(Data entries for graphics)

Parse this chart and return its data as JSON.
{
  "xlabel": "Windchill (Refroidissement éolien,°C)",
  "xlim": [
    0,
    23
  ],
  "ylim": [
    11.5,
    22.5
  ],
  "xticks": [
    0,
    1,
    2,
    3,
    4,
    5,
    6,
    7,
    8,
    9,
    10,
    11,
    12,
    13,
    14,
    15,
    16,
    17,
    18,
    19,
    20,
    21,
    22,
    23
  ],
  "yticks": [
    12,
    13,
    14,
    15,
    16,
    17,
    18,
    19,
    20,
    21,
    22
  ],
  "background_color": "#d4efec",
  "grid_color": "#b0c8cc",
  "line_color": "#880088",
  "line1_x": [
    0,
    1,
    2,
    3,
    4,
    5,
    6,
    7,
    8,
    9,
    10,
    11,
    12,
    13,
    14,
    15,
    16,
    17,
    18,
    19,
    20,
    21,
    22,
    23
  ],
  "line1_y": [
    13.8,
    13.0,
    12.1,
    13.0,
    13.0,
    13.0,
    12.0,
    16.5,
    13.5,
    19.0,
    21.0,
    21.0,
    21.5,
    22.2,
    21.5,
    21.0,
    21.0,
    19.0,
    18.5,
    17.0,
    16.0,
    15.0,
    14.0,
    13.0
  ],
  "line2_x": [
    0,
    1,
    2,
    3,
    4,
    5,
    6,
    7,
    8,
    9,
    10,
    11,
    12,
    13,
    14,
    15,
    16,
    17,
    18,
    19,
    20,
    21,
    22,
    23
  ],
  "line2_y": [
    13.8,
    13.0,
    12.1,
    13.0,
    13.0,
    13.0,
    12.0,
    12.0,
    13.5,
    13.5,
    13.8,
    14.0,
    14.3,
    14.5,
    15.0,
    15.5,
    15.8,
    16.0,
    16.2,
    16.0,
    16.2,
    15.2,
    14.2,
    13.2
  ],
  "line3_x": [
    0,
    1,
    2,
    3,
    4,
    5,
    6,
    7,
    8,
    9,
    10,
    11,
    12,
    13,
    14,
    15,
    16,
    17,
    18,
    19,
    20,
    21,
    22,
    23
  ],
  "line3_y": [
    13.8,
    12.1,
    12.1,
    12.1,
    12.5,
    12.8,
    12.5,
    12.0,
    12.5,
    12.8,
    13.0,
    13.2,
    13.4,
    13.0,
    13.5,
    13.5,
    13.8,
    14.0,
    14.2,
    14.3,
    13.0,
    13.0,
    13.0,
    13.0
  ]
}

▶ [REQUIRED TASK] Output the full listing exactly as it stands.

▶ [SOLUTION BELOW]
Parse this chart and return its data as JSON.
{
  "xlabel": "Windchill (Refroidissement éolien,°C)",
  "xlim": [
    0,
    23
  ],
  "ylim": [
    11.5,
    22.5
  ],
  "xticks": [
    0,
    1,
    2,
    3,
    4,
    5,
    6,
    7,
    8,
    9,
    10,
    11,
    12,
    13,
    14,
    15,
    16,
    17,
    18,
    19,
    20,
    21,
    22,
    23
  ],
  "yticks": [
    12,
    13,
    14,
    15,
    16,
    17,
    18,
    19,
    20,
    21,
    22
  ],
  "background_color": "#d4efec",
  "grid_color": "#b0c8cc",
  "line_color": "#880088",
  "line1_x": [
    0,
    1,
    2,
    3,
    4,
    5,
    6,
    7,
    8,
    9,
    10,
    11,
    12,
    13,
    14,
    15,
    16,
    17,
    18,
    19,
    20,
    21,
    22,
    23
  ],
  "line1_y": [
    13.8,
    13.0,
    12.1,
    13.0,
    13.0,
    13.0,
    12.0,
    16.5,
    13.5,
    19.0,
    21.0,
    21.0,
    21.5,
    22.2,
    21.5,
    21.0,
    21.0,
    19.0,
    18.5,
    17.0,
    16.0,
    15.0,
    14.0,
    13.0
  ],
  "line2_x": [
    0,
    1,
    2,
    3,
    4,
    5,
    6,
    7,
    8,
    9,
    10,
    11,
    12,
    13,
    14,
    15,
    16,
    17,
    18,
    19,
    20,
    21,
    22,
    23
  ],
  "line2_y": [
    13.8,
    13.0,
    12.1,
    13.0,
    13.0,
    13.0,
    12.0,
    12.0,
    13.5,
    13.5,
    13.8,
    14.0,
    14.3,
    14.5,
    15.0,
    15.5,
    15.8,
    16.0,
    16.2,
    16.0,
    16.2,
    15.2,
    14.2,
    13.2
  ],
  "line3_x": [
    0,
    1,
    2,
    3,
    4,
    5,
    6,
    7,
    8,
    9,
    10,
    11,
    12,
    13,
    14,
    15,
    16,
    17,
    18,
    19,
    20,
    21,
    22,
    23
  ],
  "line3_y": [
    13.8,
    12.1,
    12.1,
    12.1,
    12.5,
    12.8,
    12.5,
    12.0,
    12.5,
    12.8,
    13.0,
    13.2,
    13.4,
    13.0,
    13.5,
    13.5,
    13.8,
    14.0,
    14.2,
    14.3,
    13.0,
    13.0,
    13.0,
    13.0
  ]
}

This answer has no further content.